== Working data
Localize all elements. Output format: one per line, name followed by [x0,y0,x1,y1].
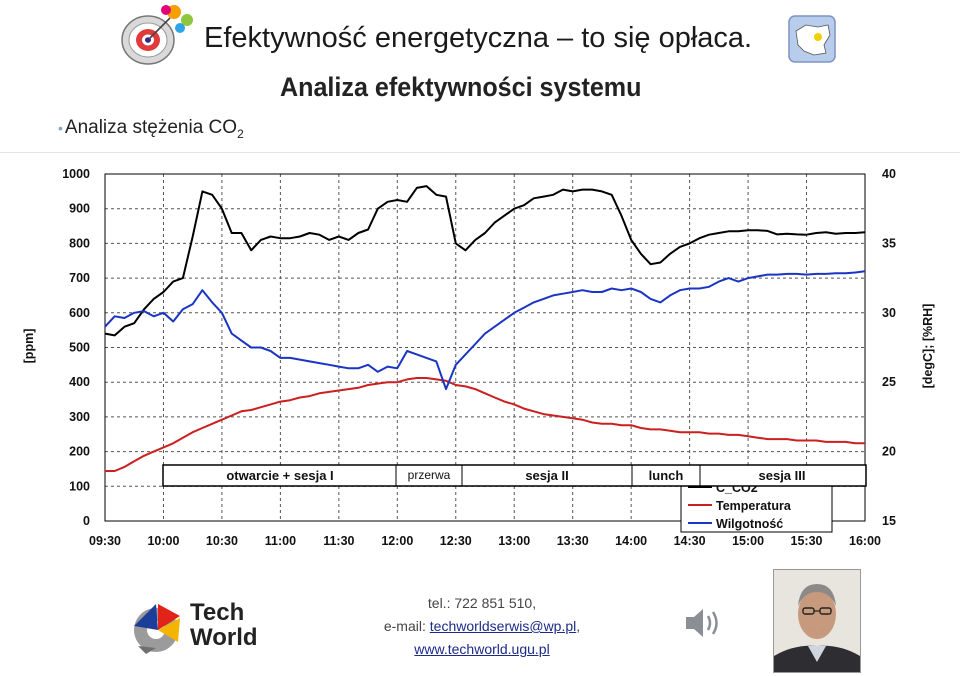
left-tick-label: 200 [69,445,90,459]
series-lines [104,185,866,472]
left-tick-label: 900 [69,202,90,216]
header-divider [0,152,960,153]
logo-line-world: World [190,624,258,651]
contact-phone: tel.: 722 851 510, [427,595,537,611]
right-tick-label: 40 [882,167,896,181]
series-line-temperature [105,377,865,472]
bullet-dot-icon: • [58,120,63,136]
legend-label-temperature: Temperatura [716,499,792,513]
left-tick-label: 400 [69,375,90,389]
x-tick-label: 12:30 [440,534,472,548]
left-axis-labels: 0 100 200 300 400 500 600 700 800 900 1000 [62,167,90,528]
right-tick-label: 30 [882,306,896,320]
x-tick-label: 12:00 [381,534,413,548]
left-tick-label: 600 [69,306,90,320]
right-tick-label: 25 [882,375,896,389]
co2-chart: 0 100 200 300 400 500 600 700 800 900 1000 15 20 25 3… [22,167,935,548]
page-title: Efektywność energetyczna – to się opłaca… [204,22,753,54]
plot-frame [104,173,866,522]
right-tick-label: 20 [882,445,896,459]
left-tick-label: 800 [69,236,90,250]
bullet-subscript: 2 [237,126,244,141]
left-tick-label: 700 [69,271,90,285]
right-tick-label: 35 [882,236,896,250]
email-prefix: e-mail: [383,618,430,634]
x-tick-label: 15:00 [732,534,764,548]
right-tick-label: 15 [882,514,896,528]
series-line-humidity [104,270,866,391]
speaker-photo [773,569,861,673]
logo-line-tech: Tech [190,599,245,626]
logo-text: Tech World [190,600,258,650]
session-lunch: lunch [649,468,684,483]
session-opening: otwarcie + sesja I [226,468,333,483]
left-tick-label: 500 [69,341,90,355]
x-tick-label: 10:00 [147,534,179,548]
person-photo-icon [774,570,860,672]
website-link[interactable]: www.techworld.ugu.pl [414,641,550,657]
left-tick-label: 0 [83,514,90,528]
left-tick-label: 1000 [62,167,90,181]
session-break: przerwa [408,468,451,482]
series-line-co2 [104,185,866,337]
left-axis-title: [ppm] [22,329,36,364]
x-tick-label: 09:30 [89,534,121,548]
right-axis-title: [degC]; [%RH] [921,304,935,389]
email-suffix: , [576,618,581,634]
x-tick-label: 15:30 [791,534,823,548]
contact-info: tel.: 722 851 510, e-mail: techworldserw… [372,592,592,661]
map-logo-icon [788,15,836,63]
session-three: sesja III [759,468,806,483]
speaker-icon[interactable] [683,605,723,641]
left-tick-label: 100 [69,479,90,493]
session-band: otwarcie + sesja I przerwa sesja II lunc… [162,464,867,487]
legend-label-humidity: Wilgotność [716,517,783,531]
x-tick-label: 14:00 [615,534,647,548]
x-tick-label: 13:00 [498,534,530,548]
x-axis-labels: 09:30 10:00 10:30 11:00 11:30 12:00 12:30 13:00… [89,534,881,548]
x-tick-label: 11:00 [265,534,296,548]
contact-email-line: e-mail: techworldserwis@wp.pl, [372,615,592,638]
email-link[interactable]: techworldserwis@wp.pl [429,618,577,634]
====
#### [Your goal]
Print every line of the data above word for word, leaving out the pictures.

#### [Task answer]
Localize all elements. Output format: one per line, name followed by [x0,y0,x1,y1].
left-tick-label: 200 [69,445,90,459]
series-lines [104,185,866,472]
left-tick-label: 900 [69,202,90,216]
header-divider [0,152,960,153]
logo-line-world: World [190,624,258,651]
contact-phone: tel.: 722 851 510, [427,595,537,611]
right-tick-label: 40 [882,167,896,181]
series-line-temperature [105,377,865,472]
bullet-dot-icon: • [58,120,63,136]
legend-label-temperature: Temperatura [716,499,792,513]
left-tick-label: 400 [69,375,90,389]
x-tick-label: 12:30 [440,534,472,548]
left-axis-labels: 0 100 200 300 400 500 600 700 800 900 1000 [62,167,90,528]
right-tick-label: 30 [882,306,896,320]
x-tick-label: 12:00 [381,534,413,548]
left-tick-label: 600 [69,306,90,320]
right-tick-label: 25 [882,375,896,389]
co2-chart: 0 100 200 300 400 500 600 700 800 900 1000 15 20 25 3… [22,167,935,548]
page-title: Efektywność energetyczna – to się opłaca… [204,22,753,54]
plot-frame [104,173,866,522]
right-tick-label: 20 [882,445,896,459]
left-tick-label: 800 [69,236,90,250]
bullet-subscript: 2 [237,126,244,141]
left-tick-label: 700 [69,271,90,285]
right-tick-label: 35 [882,236,896,250]
email-prefix: e-mail: [383,618,430,634]
x-tick-label: 15:00 [732,534,764,548]
right-tick-label: 15 [882,514,896,528]
series-line-humidity [104,270,866,391]
speaker-photo [773,569,861,673]
logo-line-tech: Tech [190,599,245,626]
logo-text: Tech World [190,600,258,650]
session-lunch: lunch [649,468,684,483]
session-opening: otwarcie + sesja I [226,468,333,483]
left-tick-label: 500 [69,341,90,355]
x-tick-label: 10:00 [147,534,179,548]
person-photo-icon [774,570,860,672]
website-link[interactable]: www.techworld.ugu.pl [414,641,550,657]
left-tick-label: 0 [83,514,90,528]
left-tick-label: 1000 [62,167,90,181]
session-break: przerwa [408,468,451,482]
series-line-co2 [104,185,866,337]
left-axis-title: [ppm] [22,329,36,364]
x-tick-label: 09:30 [89,534,121,548]
right-axis-title: [degC]; [%RH] [921,304,935,389]
email-suffix: , [576,618,581,634]
x-tick-label: 15:30 [791,534,823,548]
contact-info: tel.: 722 851 510, e-mail: techworldserw… [372,592,592,661]
map-logo-icon [788,15,836,63]
session-three: sesja III [759,468,806,483]
speaker-icon[interactable] [683,605,723,641]
left-tick-label: 100 [69,479,90,493]
session-band: otwarcie + sesja I przerwa sesja II lunc… [162,464,867,487]
legend-label-humidity: Wilgotność [716,517,783,531]
x-tick-label: 14:00 [615,534,647,548]
x-tick-label: 13:00 [498,534,530,548]
x-axis-labels: 09:30 10:00 10:30 11:00 11:30 12:00 12:30 13:00… [89,534,881,548]
x-tick-label: 11:00 [265,534,296,548]
contact-email-line: e-mail: techworldserwis@wp.pl, [372,615,592,638]
email-link[interactable]: techworldserwis@wp.pl [429,618,577,634]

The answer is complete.